PROVIDED PASSAGE:

================================

Using the Atlas Shell

From AtlasWiki
Revision as of 18:52, 6 March 2014 by Admin (Talk | contribs) (Data Flow)

Jump to: navigation, search

The easiest way to get started with Atlas is Smart Views, but sometimes you need a different kind of graph, statistics, or even your own custom tooling. That's where the Atlas Interpreter comes in.  The interpreter allows you to execute commands interactively using our Scala-based scripting language or to write scripts using Java, Scala, or any other JVM compatible language.

Configuring an Interpreter Project

The Atlas Interpreter requires a Scala project in the workspace for context (mostly for establishing the classpath). This project can also be used to build up longer scripts and utilities, which may be written in either Java, Scala, or any mix of JVM compatible languages.

To configure the interpreter project please follow the instructions in the video below. You can download the zip file referenced in the video here: Example-Interpreter-Plug-in.zip.

Importing a Scala Project Template

For convenience, a sample Scala project is supplied in this Example Interpreter zip file. You can import the project from the zip file using the steps below.

================================

WHAT IS ASKED:
- A) Repeat the portion of the Atlas Shell page that begins at the words "To configure the" and stops after "video here: Example-Interpreter-Plug-in.zip.".
- B) According to the Atlas Shell page, what things might someone sometimes need that go beyond Smart Views?
- C) Take the Atlas Shell page further, picking up after its final sentence.
The data that follows comes from a separate source unrelated to the Atlas Shell page.

Visual layout annotation data:
================================

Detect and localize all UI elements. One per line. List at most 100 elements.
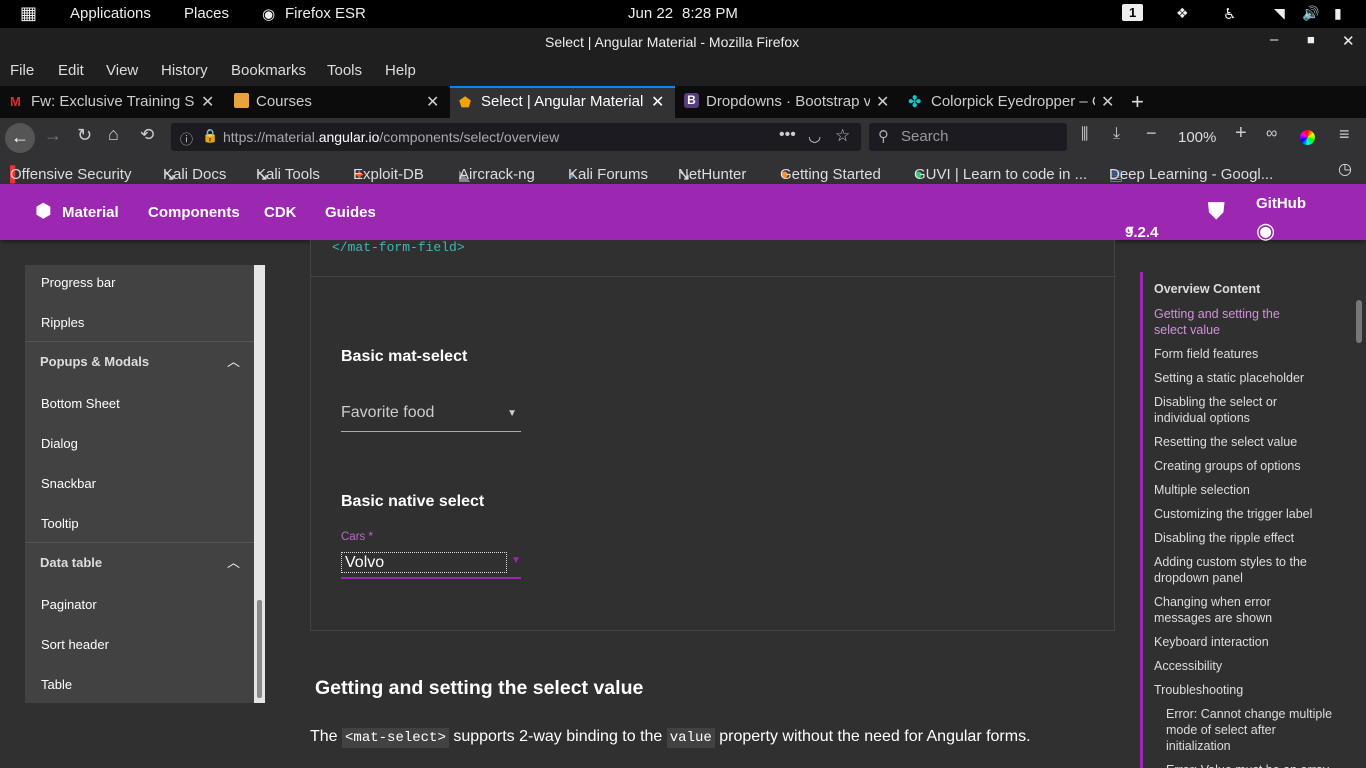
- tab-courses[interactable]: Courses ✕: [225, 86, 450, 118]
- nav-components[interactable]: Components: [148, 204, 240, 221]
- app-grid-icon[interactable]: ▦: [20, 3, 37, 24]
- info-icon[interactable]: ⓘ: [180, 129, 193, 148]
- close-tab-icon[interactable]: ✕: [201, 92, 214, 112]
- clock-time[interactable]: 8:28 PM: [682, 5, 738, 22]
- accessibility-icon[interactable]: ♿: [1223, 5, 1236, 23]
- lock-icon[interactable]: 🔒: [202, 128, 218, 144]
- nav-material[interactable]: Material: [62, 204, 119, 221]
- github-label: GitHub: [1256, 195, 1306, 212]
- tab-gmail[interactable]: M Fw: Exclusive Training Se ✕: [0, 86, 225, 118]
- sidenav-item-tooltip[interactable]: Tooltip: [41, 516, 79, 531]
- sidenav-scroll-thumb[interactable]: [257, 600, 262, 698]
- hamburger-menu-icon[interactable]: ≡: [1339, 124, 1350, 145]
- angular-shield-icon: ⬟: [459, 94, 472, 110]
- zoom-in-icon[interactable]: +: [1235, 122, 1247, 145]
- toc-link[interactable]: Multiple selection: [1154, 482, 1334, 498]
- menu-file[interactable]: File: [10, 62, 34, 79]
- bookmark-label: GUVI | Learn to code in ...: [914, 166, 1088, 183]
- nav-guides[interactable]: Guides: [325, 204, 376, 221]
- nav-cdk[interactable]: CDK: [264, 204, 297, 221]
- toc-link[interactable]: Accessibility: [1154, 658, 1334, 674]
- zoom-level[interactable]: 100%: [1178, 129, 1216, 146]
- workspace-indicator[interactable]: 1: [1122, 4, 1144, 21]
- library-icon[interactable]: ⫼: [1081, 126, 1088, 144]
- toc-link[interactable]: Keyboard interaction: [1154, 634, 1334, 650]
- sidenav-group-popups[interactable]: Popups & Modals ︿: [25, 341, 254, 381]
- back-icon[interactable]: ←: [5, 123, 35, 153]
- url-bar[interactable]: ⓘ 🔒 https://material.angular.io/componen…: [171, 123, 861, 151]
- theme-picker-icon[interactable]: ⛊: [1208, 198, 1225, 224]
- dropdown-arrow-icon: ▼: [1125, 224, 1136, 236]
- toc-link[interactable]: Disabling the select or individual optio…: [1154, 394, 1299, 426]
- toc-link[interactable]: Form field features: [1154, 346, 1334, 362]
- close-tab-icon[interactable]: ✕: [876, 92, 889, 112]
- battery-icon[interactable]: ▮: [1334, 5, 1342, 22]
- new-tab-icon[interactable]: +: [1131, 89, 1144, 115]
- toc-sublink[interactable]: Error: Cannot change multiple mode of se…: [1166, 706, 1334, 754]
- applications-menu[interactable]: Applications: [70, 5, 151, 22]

================================

EXPECTED RESULTS:
- A)
To configure the interpreter project please follow the instructions in the video below. You can download the zip file referenced in the video here: Example-Interpreter-Plug-in.zip.

- B)
- A different kind of graph
- Statistics
- Your own custom tooling

- C)
  • Menu: File -> Import...
  • Select "Existing Projects into Workspace" under "General"
  • Use "Select archive file" and pick the zip file above.
  • Select Finish.

If you would prefer to create the Scala project manually, refer to the section Manually Creating a Scala Project below.

Manually Creating a Scala Project for use with the Interpreter

Create a Plug-in project, then convert it into a Scala project.

Then, to set the classpath for use with Atlas, open the manifest and add as dependencies:

  • the plugins included with the Scala IDE (org.scala*, scalariform)
  • the Atlas plugins
    • com.ensoftcorp.atlas.java.core
    • com.ensoftcorp.atlas.java.ui
    • com.ensoftcorp.atlas.java.interpreter

Finally, disable indexing of the Scala project from the menu item Atlas -> Manage Project Settings.

Executing Commands Interactively

Once you have configured an interpreter project right click on the project and select the menu item: Atlas -> Open Interpreter. The interpreter will open and automatically index your project if the Atlas Smart View has not done so already.

Screenshot of the Atlas Interpreter

Let's try a simple command.  Type in the command below and then press enter.  Now you know how many private fields are in your indexed projects.

index.nodesTaggedWithAll(Node.IS_PRIVATE,Node.FIELD).eval.nodes.size

To create custom graphs, scripts, and much more follow the Query Language Tutorial below.

What kind of information can I query?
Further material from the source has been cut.